--- INFORMATION PROVIDED ---
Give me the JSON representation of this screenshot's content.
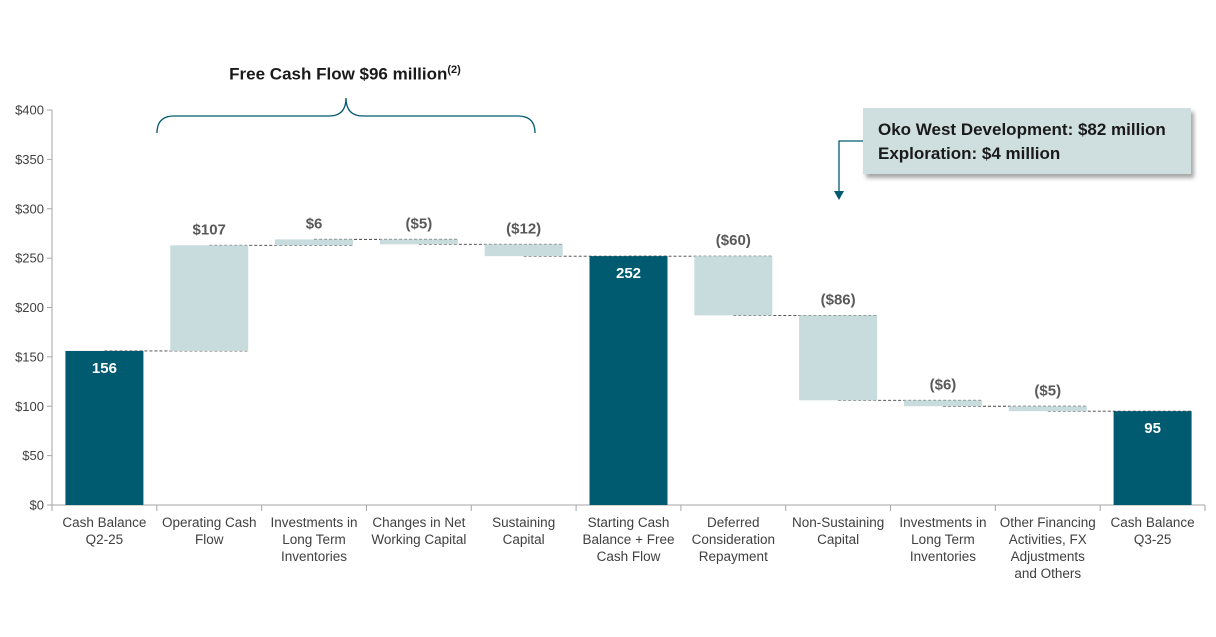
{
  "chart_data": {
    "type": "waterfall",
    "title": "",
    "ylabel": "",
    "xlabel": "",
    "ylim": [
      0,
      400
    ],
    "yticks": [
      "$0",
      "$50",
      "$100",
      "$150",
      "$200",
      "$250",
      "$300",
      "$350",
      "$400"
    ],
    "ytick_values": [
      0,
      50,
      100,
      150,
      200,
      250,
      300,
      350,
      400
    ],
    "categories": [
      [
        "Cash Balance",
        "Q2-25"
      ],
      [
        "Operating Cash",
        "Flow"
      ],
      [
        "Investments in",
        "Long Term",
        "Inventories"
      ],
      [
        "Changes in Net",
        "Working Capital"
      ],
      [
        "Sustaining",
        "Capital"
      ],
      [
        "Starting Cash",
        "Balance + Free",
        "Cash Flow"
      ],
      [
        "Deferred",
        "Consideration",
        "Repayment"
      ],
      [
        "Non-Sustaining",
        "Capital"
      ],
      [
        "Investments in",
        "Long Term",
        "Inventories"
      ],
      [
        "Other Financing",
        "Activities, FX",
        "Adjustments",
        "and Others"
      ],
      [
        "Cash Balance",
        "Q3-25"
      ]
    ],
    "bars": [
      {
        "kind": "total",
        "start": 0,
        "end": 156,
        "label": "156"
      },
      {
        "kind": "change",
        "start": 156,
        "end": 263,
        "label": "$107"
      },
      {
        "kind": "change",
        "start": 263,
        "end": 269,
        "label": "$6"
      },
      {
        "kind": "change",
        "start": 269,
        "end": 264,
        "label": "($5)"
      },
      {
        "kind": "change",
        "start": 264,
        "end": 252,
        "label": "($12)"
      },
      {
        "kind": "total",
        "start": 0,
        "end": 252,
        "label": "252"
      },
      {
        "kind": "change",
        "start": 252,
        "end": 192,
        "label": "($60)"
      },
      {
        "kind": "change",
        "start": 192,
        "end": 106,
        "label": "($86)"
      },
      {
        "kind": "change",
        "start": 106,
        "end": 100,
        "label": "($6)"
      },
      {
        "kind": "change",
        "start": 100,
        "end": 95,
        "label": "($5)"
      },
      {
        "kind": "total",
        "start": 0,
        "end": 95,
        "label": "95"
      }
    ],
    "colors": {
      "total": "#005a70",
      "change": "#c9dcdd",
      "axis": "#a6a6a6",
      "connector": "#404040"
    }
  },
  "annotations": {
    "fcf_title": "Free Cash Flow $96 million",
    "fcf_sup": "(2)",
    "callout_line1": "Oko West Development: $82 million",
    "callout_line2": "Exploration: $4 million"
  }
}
---
--- INFORMATION PROVIDED ---
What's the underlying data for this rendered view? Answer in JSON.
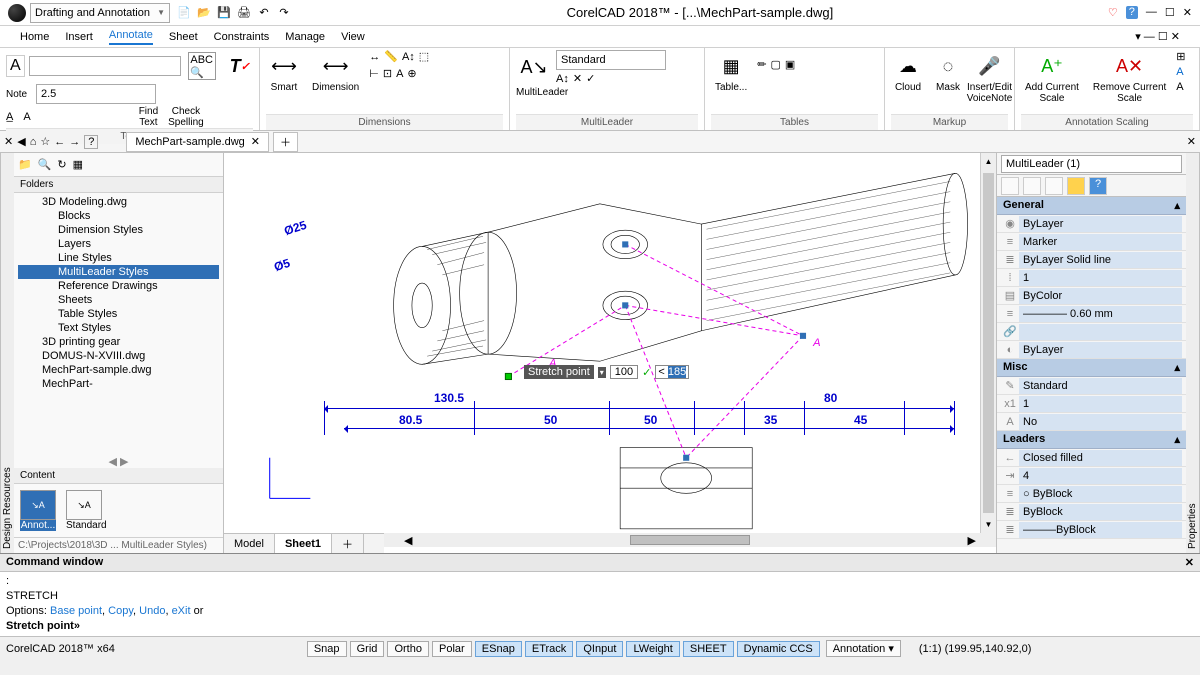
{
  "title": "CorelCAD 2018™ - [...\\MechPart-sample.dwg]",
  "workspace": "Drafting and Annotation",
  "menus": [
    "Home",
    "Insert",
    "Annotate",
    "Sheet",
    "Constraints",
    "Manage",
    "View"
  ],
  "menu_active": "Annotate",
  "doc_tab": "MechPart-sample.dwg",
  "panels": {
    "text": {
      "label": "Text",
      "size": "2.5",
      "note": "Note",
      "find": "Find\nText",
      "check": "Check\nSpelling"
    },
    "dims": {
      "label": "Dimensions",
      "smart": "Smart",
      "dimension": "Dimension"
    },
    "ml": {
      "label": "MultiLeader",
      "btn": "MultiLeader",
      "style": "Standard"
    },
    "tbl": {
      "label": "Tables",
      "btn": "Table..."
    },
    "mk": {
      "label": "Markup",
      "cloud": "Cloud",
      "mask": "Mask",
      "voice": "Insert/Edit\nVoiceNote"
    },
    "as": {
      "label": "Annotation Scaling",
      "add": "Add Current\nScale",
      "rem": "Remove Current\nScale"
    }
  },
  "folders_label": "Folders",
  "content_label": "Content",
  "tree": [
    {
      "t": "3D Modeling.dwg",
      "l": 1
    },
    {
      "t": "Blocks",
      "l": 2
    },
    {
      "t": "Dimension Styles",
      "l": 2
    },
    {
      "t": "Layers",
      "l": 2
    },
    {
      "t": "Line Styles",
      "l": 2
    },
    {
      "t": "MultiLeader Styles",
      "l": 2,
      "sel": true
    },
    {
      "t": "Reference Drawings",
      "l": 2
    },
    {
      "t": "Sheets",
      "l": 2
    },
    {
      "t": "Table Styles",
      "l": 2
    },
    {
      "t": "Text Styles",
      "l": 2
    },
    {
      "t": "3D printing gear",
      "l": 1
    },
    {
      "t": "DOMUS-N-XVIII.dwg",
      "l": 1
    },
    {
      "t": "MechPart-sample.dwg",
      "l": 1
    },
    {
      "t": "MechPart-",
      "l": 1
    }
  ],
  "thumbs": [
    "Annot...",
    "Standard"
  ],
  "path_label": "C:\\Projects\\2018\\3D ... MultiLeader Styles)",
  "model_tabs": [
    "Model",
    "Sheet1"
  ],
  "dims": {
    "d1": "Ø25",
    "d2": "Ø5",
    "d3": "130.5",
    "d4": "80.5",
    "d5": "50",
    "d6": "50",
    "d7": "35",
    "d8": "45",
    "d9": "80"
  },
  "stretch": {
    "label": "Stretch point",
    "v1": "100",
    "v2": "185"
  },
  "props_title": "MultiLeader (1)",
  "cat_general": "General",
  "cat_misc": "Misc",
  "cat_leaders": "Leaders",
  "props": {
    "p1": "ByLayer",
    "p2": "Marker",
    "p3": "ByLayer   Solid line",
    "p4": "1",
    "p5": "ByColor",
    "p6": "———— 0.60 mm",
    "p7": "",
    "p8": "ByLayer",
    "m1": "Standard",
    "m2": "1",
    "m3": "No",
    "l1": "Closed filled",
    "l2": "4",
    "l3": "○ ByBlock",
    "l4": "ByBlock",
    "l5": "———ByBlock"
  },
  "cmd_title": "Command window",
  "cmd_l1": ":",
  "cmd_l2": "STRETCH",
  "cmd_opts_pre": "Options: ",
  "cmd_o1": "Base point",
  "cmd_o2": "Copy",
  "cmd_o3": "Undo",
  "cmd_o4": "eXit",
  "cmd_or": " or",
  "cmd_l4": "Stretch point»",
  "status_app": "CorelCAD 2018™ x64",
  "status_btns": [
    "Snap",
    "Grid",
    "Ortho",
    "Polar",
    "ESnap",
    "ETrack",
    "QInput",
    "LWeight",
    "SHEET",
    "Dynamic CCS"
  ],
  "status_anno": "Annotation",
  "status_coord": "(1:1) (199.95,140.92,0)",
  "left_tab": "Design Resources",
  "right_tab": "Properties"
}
---
▸ EXERCISE DESCRIPTION:
Search the records for the word "MultiLeader", then list every line that has it.

▸ SOLUTION TO THIS TASK:
      "label": "MultiLeader",
      "btn": "MultiLeader",
      "t": "MultiLeader Styles",
  "path_label": "C:\\Projects\\2018\\3D ... MultiLeader Styles)",
  "props_title": "MultiLeader (1)",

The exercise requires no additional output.